TO DO:
Your output is the line containing "Extract all readable text from this page." plus all lines after it to the end of the records, reproduced exactly, with nothing else.

### DATA FOR THIS EXERCISE

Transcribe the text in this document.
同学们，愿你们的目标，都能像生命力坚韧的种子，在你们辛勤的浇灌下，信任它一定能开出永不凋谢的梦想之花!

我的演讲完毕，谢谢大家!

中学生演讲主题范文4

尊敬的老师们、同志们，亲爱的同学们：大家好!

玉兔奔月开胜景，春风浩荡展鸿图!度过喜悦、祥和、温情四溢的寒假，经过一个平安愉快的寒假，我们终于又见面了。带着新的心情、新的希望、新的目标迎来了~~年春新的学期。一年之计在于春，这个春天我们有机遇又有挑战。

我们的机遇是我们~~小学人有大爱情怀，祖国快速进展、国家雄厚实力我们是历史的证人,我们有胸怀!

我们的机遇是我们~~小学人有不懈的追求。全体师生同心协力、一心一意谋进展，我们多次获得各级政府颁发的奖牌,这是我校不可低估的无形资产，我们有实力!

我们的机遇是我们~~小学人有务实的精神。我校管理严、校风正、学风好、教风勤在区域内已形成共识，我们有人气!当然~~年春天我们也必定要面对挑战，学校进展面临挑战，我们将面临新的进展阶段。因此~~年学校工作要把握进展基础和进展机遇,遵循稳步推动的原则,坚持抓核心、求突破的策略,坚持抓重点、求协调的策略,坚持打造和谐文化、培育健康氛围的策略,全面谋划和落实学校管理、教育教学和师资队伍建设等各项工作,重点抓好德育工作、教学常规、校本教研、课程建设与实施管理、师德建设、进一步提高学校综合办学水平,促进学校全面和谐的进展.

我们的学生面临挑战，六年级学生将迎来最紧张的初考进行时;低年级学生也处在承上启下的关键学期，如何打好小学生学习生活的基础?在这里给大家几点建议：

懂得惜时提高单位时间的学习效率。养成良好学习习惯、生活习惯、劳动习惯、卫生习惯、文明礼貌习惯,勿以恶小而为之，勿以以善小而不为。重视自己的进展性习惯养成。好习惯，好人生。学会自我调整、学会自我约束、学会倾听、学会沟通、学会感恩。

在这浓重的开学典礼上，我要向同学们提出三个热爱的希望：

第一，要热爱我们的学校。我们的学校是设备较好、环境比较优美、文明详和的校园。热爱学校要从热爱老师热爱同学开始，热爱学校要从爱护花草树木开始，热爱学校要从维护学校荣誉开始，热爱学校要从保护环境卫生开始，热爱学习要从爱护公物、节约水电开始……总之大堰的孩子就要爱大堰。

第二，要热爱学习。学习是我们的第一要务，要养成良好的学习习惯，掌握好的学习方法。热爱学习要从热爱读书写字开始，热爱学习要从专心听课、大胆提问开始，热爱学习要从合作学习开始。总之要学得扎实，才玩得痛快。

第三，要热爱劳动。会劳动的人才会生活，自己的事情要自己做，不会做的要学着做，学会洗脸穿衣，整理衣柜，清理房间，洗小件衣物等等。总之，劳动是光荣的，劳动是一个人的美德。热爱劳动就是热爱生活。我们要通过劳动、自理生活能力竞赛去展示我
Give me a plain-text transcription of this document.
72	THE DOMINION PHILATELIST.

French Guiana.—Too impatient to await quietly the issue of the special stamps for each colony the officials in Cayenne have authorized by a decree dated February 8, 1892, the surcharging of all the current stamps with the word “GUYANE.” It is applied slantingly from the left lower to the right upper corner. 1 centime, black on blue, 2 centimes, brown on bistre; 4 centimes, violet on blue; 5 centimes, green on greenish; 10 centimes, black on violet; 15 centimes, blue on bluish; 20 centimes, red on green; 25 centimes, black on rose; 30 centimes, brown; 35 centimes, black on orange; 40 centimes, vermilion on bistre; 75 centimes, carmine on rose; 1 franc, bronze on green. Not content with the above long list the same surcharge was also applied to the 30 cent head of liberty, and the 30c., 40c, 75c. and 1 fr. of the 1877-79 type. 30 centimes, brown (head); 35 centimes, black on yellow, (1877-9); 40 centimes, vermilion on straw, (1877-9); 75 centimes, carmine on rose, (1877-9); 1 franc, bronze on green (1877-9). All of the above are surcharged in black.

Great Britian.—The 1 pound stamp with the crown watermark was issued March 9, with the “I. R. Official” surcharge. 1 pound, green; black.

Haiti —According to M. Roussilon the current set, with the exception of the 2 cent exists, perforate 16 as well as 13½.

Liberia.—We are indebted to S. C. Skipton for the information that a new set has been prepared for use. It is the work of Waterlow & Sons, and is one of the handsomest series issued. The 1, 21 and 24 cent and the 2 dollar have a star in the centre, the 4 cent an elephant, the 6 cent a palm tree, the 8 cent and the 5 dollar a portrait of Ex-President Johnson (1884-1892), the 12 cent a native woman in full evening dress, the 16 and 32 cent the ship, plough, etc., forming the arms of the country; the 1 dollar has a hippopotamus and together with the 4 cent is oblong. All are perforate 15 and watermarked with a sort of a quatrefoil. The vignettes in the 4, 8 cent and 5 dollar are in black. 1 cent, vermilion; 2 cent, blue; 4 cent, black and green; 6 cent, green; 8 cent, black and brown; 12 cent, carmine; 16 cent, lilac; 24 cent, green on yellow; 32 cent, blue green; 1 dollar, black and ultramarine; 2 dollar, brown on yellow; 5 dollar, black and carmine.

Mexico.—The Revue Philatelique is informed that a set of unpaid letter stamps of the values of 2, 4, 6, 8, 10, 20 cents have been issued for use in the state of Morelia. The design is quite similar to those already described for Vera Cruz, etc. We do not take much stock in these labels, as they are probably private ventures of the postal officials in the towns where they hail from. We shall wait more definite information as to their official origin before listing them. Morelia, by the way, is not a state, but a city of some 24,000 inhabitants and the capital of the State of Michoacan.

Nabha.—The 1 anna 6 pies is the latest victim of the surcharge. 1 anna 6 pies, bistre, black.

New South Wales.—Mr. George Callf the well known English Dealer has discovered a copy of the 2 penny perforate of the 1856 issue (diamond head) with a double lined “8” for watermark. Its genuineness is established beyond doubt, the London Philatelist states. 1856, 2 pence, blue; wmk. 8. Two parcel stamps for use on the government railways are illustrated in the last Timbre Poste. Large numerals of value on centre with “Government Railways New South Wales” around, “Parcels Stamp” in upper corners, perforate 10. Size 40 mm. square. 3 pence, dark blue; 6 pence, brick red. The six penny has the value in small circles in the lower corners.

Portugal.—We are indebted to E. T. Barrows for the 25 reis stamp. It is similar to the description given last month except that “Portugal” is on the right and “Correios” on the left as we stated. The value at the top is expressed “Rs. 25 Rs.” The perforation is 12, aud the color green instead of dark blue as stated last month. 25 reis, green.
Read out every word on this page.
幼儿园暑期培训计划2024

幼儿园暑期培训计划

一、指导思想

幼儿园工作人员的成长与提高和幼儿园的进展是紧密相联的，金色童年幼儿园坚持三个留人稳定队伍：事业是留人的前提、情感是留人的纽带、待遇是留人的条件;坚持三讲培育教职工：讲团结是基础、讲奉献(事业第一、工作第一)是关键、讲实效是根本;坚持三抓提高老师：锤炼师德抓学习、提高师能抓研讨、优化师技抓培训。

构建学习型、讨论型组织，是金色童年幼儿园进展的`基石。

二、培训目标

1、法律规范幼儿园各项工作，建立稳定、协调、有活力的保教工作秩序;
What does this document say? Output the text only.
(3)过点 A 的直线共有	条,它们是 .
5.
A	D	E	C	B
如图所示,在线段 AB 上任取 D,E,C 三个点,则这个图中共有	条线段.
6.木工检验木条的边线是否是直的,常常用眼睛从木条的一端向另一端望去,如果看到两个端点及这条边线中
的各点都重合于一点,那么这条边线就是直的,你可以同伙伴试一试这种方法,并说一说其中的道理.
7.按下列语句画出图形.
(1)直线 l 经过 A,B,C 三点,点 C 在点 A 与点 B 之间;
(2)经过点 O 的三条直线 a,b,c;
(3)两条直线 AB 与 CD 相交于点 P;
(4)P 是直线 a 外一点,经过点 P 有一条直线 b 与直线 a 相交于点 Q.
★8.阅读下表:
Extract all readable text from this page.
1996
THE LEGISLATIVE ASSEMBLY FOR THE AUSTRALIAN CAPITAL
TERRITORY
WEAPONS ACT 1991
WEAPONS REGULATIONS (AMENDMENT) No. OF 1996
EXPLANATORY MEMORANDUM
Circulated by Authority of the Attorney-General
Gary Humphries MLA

######

EXERCISE OUTPUT:
Extract all readable text from this page.
1996
THE LEGISLATIVE ASSEMBLY FOR THE AUSTRALIAN CAPITAL
TERRITORY
WEAPONS ACT 1991
WEAPONS REGULATIONS (AMENDMENT) No. OF 1996
EXPLANATORY MEMORANDUM
Circulated by Authority of the Attorney-General
Gary Humphries MLA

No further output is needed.